(Data items)

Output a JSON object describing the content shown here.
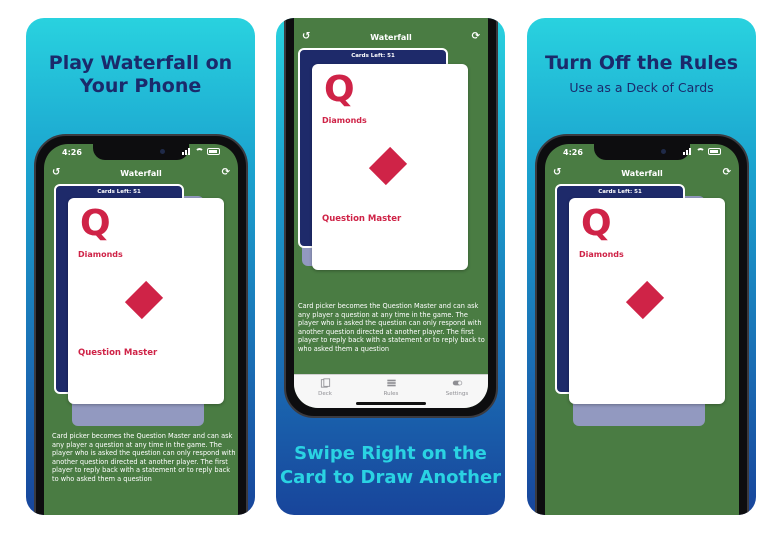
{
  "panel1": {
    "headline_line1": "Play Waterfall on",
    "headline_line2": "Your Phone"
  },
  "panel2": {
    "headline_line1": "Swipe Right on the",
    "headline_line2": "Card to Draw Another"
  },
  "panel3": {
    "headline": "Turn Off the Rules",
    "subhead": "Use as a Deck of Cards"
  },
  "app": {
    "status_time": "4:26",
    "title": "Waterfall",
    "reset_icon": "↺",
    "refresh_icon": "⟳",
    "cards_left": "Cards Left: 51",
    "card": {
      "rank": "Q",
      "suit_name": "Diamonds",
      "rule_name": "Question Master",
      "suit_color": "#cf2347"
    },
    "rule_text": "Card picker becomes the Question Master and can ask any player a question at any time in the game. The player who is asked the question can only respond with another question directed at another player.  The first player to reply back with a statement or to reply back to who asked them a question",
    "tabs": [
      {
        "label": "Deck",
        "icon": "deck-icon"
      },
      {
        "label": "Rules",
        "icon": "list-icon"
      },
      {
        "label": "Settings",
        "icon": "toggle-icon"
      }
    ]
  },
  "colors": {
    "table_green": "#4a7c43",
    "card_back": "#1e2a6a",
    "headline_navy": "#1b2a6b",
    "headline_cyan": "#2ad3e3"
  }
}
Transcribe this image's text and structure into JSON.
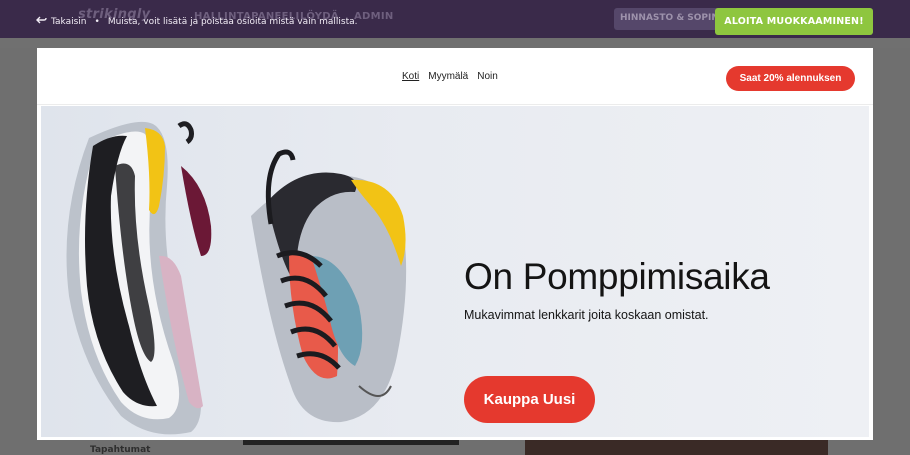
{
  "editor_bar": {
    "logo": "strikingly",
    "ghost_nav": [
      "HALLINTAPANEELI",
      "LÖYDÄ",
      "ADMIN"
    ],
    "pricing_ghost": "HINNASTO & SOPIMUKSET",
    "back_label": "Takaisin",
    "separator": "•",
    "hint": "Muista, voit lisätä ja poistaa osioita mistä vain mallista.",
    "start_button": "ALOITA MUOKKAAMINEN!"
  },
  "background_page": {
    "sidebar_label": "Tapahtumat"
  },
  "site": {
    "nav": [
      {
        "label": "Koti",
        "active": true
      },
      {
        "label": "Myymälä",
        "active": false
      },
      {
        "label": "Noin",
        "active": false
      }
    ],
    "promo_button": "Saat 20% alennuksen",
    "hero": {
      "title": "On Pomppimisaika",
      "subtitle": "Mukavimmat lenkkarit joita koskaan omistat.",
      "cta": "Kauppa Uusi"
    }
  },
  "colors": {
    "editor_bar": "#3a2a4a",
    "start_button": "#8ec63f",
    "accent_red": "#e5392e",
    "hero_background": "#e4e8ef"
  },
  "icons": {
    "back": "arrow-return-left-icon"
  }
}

==

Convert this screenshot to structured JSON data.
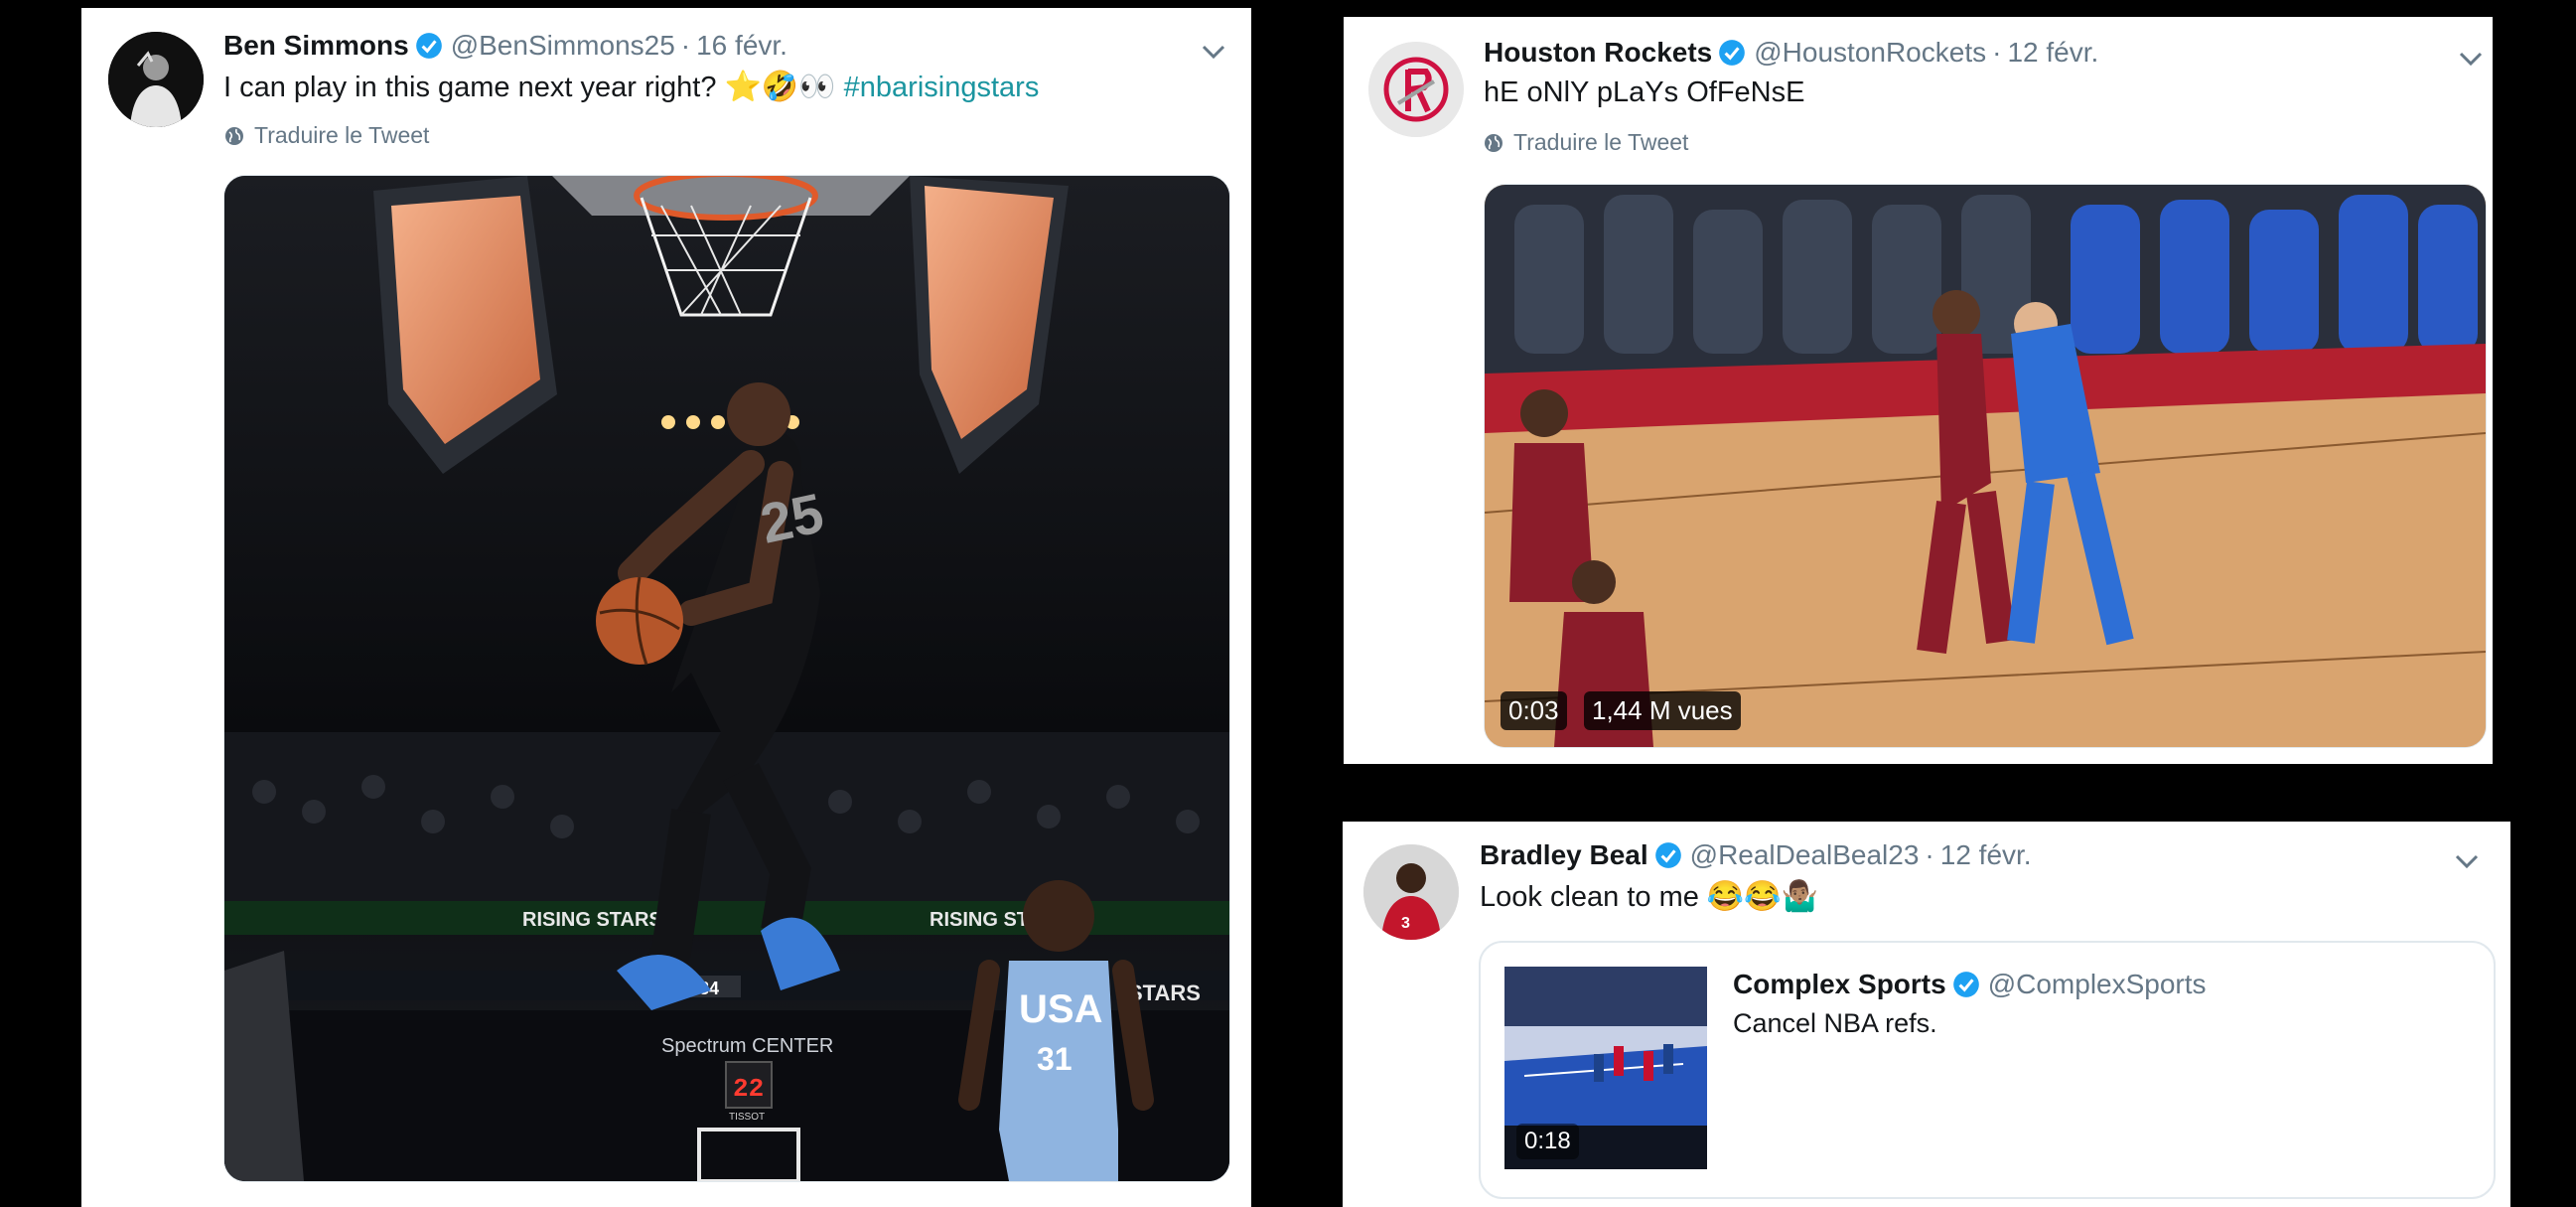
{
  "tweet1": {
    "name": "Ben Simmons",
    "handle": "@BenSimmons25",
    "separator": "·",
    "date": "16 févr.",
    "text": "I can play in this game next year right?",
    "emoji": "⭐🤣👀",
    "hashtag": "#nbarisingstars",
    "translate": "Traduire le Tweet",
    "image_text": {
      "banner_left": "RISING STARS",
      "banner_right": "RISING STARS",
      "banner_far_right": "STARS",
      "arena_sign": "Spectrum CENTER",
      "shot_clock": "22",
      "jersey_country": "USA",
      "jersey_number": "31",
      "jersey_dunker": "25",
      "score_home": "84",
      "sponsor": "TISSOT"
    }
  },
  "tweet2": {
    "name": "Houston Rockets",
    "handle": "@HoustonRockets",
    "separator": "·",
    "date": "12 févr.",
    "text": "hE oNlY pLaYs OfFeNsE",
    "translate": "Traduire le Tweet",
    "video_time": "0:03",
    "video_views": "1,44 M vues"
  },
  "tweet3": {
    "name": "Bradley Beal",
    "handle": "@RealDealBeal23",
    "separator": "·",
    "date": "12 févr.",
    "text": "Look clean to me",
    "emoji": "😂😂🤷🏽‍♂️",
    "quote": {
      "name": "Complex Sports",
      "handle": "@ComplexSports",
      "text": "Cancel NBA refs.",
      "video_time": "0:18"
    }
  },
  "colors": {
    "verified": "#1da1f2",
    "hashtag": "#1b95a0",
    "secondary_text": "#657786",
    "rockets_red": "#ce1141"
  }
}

▸ What you need to do: Copy out every line holding the string "Waterfall".

▸ Answer to this exercise:
    "headline_line1": "Play Waterfall on",
    "title": "Waterfall",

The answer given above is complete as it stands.